======== Items ========

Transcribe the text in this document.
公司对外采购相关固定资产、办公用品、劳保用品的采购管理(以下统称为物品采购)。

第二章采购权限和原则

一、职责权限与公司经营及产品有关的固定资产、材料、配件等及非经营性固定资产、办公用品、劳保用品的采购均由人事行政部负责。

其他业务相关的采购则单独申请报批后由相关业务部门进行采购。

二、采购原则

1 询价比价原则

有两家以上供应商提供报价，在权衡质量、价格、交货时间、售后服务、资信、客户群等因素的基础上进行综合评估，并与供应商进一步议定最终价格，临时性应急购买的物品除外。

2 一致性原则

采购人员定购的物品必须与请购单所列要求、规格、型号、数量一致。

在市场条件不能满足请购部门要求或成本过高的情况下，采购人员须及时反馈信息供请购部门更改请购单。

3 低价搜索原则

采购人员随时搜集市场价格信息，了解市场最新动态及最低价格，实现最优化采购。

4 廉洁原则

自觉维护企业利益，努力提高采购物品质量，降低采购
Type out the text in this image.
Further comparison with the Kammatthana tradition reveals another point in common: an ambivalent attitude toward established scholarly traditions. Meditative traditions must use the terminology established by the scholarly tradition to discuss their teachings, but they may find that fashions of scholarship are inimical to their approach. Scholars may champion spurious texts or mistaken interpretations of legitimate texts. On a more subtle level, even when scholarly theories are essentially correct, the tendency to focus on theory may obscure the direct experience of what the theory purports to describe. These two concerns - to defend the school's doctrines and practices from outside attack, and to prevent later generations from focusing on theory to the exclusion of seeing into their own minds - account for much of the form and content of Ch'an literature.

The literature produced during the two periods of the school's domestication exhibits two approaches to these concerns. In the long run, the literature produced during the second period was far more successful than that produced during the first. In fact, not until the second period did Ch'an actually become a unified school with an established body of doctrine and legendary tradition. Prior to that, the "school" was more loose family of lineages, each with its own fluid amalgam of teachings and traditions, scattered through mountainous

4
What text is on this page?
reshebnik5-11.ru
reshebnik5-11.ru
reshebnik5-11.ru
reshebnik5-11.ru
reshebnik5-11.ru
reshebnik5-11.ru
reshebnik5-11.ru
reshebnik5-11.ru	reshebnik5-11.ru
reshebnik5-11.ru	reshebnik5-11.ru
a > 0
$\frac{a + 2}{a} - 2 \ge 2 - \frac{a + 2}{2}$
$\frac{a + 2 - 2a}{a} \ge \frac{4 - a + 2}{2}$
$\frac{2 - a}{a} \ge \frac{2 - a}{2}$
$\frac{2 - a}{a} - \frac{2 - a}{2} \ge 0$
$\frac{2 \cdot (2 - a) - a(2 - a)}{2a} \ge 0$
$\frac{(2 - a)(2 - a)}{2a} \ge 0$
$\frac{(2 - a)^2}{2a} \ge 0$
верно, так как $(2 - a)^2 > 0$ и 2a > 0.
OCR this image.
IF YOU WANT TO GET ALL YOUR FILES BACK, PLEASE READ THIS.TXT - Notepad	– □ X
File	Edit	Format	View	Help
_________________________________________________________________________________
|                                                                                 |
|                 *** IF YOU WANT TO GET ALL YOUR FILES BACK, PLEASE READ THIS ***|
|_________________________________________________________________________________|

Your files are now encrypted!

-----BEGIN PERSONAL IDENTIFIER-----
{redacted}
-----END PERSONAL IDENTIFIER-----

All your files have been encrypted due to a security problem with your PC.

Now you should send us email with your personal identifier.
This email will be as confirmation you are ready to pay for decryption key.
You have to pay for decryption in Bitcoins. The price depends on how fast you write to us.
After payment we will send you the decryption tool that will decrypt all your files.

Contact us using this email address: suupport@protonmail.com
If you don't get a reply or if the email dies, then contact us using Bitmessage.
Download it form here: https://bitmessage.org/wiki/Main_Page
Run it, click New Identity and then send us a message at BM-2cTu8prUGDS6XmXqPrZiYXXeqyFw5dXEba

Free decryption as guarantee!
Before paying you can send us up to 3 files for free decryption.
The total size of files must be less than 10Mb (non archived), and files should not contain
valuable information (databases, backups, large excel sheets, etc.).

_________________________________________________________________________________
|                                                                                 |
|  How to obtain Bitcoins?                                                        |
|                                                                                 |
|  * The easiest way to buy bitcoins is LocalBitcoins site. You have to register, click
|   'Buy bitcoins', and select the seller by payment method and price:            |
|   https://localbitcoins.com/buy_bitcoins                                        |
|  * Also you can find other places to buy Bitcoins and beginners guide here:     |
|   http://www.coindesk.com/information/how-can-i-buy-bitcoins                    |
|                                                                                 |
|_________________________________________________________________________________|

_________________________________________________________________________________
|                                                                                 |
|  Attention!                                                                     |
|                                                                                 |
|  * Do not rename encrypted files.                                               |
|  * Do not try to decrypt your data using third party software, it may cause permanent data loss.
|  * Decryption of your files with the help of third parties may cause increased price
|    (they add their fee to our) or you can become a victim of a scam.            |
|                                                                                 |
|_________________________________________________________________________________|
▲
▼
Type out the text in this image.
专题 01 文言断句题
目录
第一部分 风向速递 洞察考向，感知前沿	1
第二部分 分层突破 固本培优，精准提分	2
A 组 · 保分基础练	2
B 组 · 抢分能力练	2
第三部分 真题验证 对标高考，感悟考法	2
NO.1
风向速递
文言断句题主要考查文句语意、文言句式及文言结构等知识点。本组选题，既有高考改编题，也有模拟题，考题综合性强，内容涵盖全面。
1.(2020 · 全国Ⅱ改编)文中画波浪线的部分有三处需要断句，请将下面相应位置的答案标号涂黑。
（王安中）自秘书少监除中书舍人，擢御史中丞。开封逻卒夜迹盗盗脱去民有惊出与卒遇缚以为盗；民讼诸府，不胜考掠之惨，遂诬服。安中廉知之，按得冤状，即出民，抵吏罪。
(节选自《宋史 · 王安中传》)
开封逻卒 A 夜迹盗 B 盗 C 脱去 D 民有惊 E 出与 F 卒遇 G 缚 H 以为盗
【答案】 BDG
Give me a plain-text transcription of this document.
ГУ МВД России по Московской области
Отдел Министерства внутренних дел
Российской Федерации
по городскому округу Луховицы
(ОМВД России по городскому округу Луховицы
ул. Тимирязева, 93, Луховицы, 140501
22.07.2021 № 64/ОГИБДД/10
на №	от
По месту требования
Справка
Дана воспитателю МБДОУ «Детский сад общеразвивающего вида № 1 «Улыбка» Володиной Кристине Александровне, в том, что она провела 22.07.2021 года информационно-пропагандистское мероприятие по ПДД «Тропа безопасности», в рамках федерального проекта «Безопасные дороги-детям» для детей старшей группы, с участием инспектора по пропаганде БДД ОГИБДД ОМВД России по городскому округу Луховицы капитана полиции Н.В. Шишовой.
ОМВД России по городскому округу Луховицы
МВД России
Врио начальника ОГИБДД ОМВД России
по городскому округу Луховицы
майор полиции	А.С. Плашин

========

# [Set problem]
Reproduce the entries above in full, verbatim.

# [Correct result]
Transcribe the text in this document.
公司对外采购相关固定资产、办公用品、劳保用品的采购管理(以下统称为物品采购)。

第二章采购权限和原则

一、职责权限与公司经营及产品有关的固定资产、材料、配件等及非经营性固定资产、办公用品、劳保用品的采购均由人事行政部负责。

其他业务相关的采购则单独申请报批后由相关业务部门进行采购。

二、采购原则

1 询价比价原则

有两家以上供应商提供报价，在权衡质量、价格、交货时间、售后服务、资信、客户群等因素的基础上进行综合评估，并与供应商进一步议定最终价格，临时性应急购买的物品除外。

2 一致性原则

采购人员定购的物品必须与请购单所列要求、规格、型号、数量一致。

在市场条件不能满足请购部门要求或成本过高的情况下，采购人员须及时反馈信息供请购部门更改请购单。

3 低价搜索原则

采购人员随时搜集市场价格信息，了解市场最新动态及最低价格，实现最优化采购。

4 廉洁原则

自觉维护企业利益，努力提高采购物品质量，降低采购
Type out the text in this image.
Further comparison with the Kammatthana tradition reveals another point in common: an ambivalent attitude toward established scholarly traditions. Meditative traditions must use the terminology established by the scholarly tradition to discuss their teachings, but they may find that fashions of scholarship are inimical to their approach. Scholars may champion spurious texts or mistaken interpretations of legitimate texts. On a more subtle level, even when scholarly theories are essentially correct, the tendency to focus on theory may obscure the direct experience of what the theory purports to describe. These two concerns - to defend the school's doctrines and practices from outside attack, and to prevent later generations from focusing on theory to the exclusion of seeing into their own minds - account for much of the form and content of Ch'an literature.

The literature produced during the two periods of the school's domestication exhibits two approaches to these concerns. In the long run, the literature produced during the second period was far more successful than that produced during the first. In fact, not until the second period did Ch'an actually become a unified school with an established body of doctrine and legendary tradition. Prior to that, the "school" was more loose family of lineages, each with its own fluid amalgam of teachings and traditions, scattered through mountainous

4
What text is on this page?
reshebnik5-11.ru
reshebnik5-11.ru
reshebnik5-11.ru
reshebnik5-11.ru
reshebnik5-11.ru
reshebnik5-11.ru
reshebnik5-11.ru
reshebnik5-11.ru	reshebnik5-11.ru
reshebnik5-11.ru	reshebnik5-11.ru
a > 0
$\frac{a + 2}{a} - 2 \ge 2 - \frac{a + 2}{2}$
$\frac{a + 2 - 2a}{a} \ge \frac{4 - a + 2}{2}$
$\frac{2 - a}{a} \ge \frac{2 - a}{2}$
$\frac{2 - a}{a} - \frac{2 - a}{2} \ge 0$
$\frac{2 \cdot (2 - a) - a(2 - a)}{2a} \ge 0$
$\frac{(2 - a)(2 - a)}{2a} \ge 0$
$\frac{(2 - a)^2}{2a} \ge 0$
верно, так как $(2 - a)^2 > 0$ и 2a > 0.
OCR this image.
IF YOU WANT TO GET ALL YOUR FILES BACK, PLEASE READ THIS.TXT - Notepad	– □ X
File	Edit	Format	View	Help
_________________________________________________________________________________
|                                                                                 |
|                 *** IF YOU WANT TO GET ALL YOUR FILES BACK, PLEASE READ THIS ***|
|_________________________________________________________________________________|

Your files are now encrypted!

-----BEGIN PERSONAL IDENTIFIER-----
{redacted}
-----END PERSONAL IDENTIFIER-----

All your files have been encrypted due to a security problem with your PC.

Now you should send us email with your personal identifier.
This email will be as confirmation you are ready to pay for decryption key.
You have to pay for decryption in Bitcoins. The price depends on how fast you write to us.
After payment we will send you the decryption tool that will decrypt all your files.

Contact us using this email address: suupport@protonmail.com
If you don't get a reply or if the email dies, then contact us using Bitmessage.
Download it form here: https://bitmessage.org/wiki/Main_Page
Run it, click New Identity and then send us a message at BM-2cTu8prUGDS6XmXqPrZiYXXeqyFw5dXEba

Free decryption as guarantee!
Before paying you can send us up to 3 files for free decryption.
The total size of files must be less than 10Mb (non archived), and files should not contain
valuable information (databases, backups, large excel sheets, etc.).

_________________________________________________________________________________
|                                                                                 |
|  How to obtain Bitcoins?                                                        |
|                                                                                 |
|  * The easiest way to buy bitcoins is LocalBitcoins site. You have to register, click
|   'Buy bitcoins', and select the seller by payment method and price:            |
|   https://localbitcoins.com/buy_bitcoins                                        |
|  * Also you can find other places to buy Bitcoins and beginners guide here:     |
|   http://www.coindesk.com/information/how-can-i-buy-bitcoins                    |
|                                                                                 |
|_________________________________________________________________________________|

_________________________________________________________________________________
|                                                                                 |
|  Attention!                                                                     |
|                                                                                 |
|  * Do not rename encrypted files.                                               |
|  * Do not try to decrypt your data using third party software, it may cause permanent data loss.
|  * Decryption of your files with the help of third parties may cause increased price
|    (they add their fee to our) or you can become a victim of a scam.            |
|                                                                                 |
|_________________________________________________________________________________|
▲
▼
Type out the text in this image.
专题 01 文言断句题
目录
第一部分 风向速递 洞察考向，感知前沿	1
第二部分 分层突破 固本培优，精准提分	2
A 组 · 保分基础练	2
B 组 · 抢分能力练	2
第三部分 真题验证 对标高考，感悟考法	2
NO.1
风向速递
文言断句题主要考查文句语意、文言句式及文言结构等知识点。本组选题，既有高考改编题，也有模拟题，考题综合性强，内容涵盖全面。
1.(2020 · 全国Ⅱ改编)文中画波浪线的部分有三处需要断句，请将下面相应位置的答案标号涂黑。
（王安中）自秘书少监除中书舍人，擢御史中丞。开封逻卒夜迹盗盗脱去民有惊出与卒遇缚以为盗；民讼诸府，不胜考掠之惨，遂诬服。安中廉知之，按得冤状，即出民，抵吏罪。
(节选自《宋史 · 王安中传》)
开封逻卒 A 夜迹盗 B 盗 C 脱去 D 民有惊 E 出与 F 卒遇 G 缚 H 以为盗
【答案】 BDG
Give me a plain-text transcription of this document.
ГУ МВД России по Московской области
Отдел Министерства внутренних дел
Российской Федерации
по городскому округу Луховицы
(ОМВД России по городскому округу Луховицы
ул. Тимирязева, 93, Луховицы, 140501
22.07.2021 № 64/ОГИБДД/10
на №	от
По месту требования
Справка
Дана воспитателю МБДОУ «Детский сад общеразвивающего вида № 1 «Улыбка» Володиной Кристине Александровне, в том, что она провела 22.07.2021 года информационно-пропагандистское мероприятие по ПДД «Тропа безопасности», в рамках федерального проекта «Безопасные дороги-детям» для детей старшей группы, с участием инспектора по пропаганде БДД ОГИБДД ОМВД России по городскому округу Луховицы капитана полиции Н.В. Шишовой.
ОМВД России по городскому округу Луховицы
МВД России
Врио начальника ОГИБДД ОМВД России
по городскому округу Луховицы
майор полиции	А.С. Плашин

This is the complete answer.